- [The task]: Exactly as given, repeat all of the entries.

(Extracts from a graphics dataset)
↓
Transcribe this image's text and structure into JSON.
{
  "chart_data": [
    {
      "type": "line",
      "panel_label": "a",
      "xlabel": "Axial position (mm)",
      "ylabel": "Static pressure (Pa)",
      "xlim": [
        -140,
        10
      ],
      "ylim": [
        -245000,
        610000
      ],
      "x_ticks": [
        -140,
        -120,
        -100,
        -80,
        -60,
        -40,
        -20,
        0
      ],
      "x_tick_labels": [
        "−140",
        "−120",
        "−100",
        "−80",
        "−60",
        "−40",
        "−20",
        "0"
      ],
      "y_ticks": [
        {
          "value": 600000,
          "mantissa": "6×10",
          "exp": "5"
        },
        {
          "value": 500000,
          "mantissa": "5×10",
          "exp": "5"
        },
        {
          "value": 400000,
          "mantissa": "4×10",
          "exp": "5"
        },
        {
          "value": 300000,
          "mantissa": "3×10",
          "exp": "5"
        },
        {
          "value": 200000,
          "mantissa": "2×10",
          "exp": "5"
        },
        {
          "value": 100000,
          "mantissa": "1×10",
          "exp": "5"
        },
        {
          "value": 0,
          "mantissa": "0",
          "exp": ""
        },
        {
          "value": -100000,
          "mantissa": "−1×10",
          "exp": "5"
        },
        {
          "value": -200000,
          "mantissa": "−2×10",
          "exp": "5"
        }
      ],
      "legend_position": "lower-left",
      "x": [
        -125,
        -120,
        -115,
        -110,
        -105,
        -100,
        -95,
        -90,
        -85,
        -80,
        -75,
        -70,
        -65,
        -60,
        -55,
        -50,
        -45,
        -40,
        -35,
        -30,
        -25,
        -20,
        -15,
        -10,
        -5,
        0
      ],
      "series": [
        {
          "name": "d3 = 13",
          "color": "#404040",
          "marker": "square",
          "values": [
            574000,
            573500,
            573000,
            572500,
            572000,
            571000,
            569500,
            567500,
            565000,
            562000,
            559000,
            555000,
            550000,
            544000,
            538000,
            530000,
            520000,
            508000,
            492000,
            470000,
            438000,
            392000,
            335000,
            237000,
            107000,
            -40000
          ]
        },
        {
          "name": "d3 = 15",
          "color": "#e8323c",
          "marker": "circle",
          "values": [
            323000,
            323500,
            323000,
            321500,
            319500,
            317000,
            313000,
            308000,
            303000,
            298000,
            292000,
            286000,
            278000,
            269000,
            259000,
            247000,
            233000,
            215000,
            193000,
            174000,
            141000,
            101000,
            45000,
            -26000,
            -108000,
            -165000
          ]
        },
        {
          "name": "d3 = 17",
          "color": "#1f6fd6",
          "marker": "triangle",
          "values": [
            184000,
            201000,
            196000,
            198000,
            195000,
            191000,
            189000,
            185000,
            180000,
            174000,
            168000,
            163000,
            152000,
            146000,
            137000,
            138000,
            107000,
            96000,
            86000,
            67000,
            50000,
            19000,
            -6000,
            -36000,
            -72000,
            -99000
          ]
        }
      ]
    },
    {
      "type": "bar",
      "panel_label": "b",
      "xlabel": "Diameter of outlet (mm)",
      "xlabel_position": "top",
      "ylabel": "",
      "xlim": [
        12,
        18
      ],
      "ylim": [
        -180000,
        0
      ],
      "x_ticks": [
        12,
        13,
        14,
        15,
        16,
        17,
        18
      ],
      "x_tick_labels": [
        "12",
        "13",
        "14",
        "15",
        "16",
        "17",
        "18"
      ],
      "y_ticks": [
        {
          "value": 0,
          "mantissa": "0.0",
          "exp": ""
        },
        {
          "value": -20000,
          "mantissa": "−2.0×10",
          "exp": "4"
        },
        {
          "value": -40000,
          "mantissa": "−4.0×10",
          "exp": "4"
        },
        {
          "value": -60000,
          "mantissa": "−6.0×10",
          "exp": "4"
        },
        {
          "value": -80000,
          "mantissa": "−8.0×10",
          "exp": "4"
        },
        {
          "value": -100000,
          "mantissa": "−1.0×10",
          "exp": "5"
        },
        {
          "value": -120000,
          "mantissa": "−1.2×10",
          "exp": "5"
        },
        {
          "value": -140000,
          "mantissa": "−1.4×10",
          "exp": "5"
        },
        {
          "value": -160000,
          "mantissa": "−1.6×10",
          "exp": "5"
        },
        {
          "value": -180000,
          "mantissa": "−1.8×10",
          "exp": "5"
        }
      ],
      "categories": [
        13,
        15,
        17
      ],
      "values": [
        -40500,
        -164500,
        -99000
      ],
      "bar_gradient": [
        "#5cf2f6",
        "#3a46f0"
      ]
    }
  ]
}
↑
- [Finished answer]:
Transcribe this image's text and structure into JSON.
{
  "chart_data": [
    {
      "type": "line",
      "panel_label": "a",
      "xlabel": "Axial position (mm)",
      "ylabel": "Static pressure (Pa)",
      "xlim": [
        -140,
        10
      ],
      "ylim": [
        -245000,
        610000
      ],
      "x_ticks": [
        -140,
        -120,
        -100,
        -80,
        -60,
        -40,
        -20,
        0
      ],
      "x_tick_labels": [
        "−140",
        "−120",
        "−100",
        "−80",
        "−60",
        "−40",
        "−20",
        "0"
      ],
      "y_ticks": [
        {
          "value": 600000,
          "mantissa": "6×10",
          "exp": "5"
        },
        {
          "value": 500000,
          "mantissa": "5×10",
          "exp": "5"
        },
        {
          "value": 400000,
          "mantissa": "4×10",
          "exp": "5"
        },
        {
          "value": 300000,
          "mantissa": "3×10",
          "exp": "5"
        },
        {
          "value": 200000,
          "mantissa": "2×10",
          "exp": "5"
        },
        {
          "value": 100000,
          "mantissa": "1×10",
          "exp": "5"
        },
        {
          "value": 0,
          "mantissa": "0",
          "exp": ""
        },
        {
          "value": -100000,
          "mantissa": "−1×10",
          "exp": "5"
        },
        {
          "value": -200000,
          "mantissa": "−2×10",
          "exp": "5"
        }
      ],
      "legend_position": "lower-left",
      "x": [
        -125,
        -120,
        -115,
        -110,
        -105,
        -100,
        -95,
        -90,
        -85,
        -80,
        -75,
        -70,
        -65,
        -60,
        -55,
        -50,
        -45,
        -40,
        -35,
        -30,
        -25,
        -20,
        -15,
        -10,
        -5,
        0
      ],
      "series": [
        {
          "name": "d3 = 13",
          "color": "#404040",
          "marker": "square",
          "values": [
            574000,
            573500,
            573000,
            572500,
            572000,
            571000,
            569500,
            567500,
            565000,
            562000,
            559000,
            555000,
            550000,
            544000,
            538000,
            530000,
            520000,
            508000,
            492000,
            470000,
            438000,
            392000,
            335000,
            237000,
            107000,
            -40000
          ]
        },
        {
          "name": "d3 = 15",
          "color": "#e8323c",
          "marker": "circle",
          "values": [
            323000,
            323500,
            323000,
            321500,
            319500,
            317000,
            313000,
            308000,
            303000,
            298000,
            292000,
            286000,
            278000,
            269000,
            259000,
            247000,
            233000,
            215000,
            193000,
            174000,
            141000,
            101000,
            45000,
            -26000,
            -108000,
            -165000
          ]
        },
        {
          "name": "d3 = 17",
          "color": "#1f6fd6",
          "marker": "triangle",
          "values": [
            184000,
            201000,
            196000,
            198000,
            195000,
            191000,
            189000,
            185000,
            180000,
            174000,
            168000,
            163000,
            152000,
            146000,
            137000,
            138000,
            107000,
            96000,
            86000,
            67000,
            50000,
            19000,
            -6000,
            -36000,
            -72000,
            -99000
          ]
        }
      ]
    },
    {
      "type": "bar",
      "panel_label": "b",
      "xlabel": "Diameter of outlet (mm)",
      "xlabel_position": "top",
      "ylabel": "",
      "xlim": [
        12,
        18
      ],
      "ylim": [
        -180000,
        0
      ],
      "x_ticks": [
        12,
        13,
        14,
        15,
        16,
        17,
        18
      ],
      "x_tick_labels": [
        "12",
        "13",
        "14",
        "15",
        "16",
        "17",
        "18"
      ],
      "y_ticks": [
        {
          "value": 0,
          "mantissa": "0.0",
          "exp": ""
        },
        {
          "value": -20000,
          "mantissa": "−2.0×10",
          "exp": "4"
        },
        {
          "value": -40000,
          "mantissa": "−4.0×10",
          "exp": "4"
        },
        {
          "value": -60000,
          "mantissa": "−6.0×10",
          "exp": "4"
        },
        {
          "value": -80000,
          "mantissa": "−8.0×10",
          "exp": "4"
        },
        {
          "value": -100000,
          "mantissa": "−1.0×10",
          "exp": "5"
        },
        {
          "value": -120000,
          "mantissa": "−1.2×10",
          "exp": "5"
        },
        {
          "value": -140000,
          "mantissa": "−1.4×10",
          "exp": "5"
        },
        {
          "value": -160000,
          "mantissa": "−1.6×10",
          "exp": "5"
        },
        {
          "value": -180000,
          "mantissa": "−1.8×10",
          "exp": "5"
        }
      ],
      "categories": [
        13,
        15,
        17
      ],
      "values": [
        -40500,
        -164500,
        -99000
      ],
      "bar_gradient": [
        "#5cf2f6",
        "#3a46f0"
      ]
    }
  ]
}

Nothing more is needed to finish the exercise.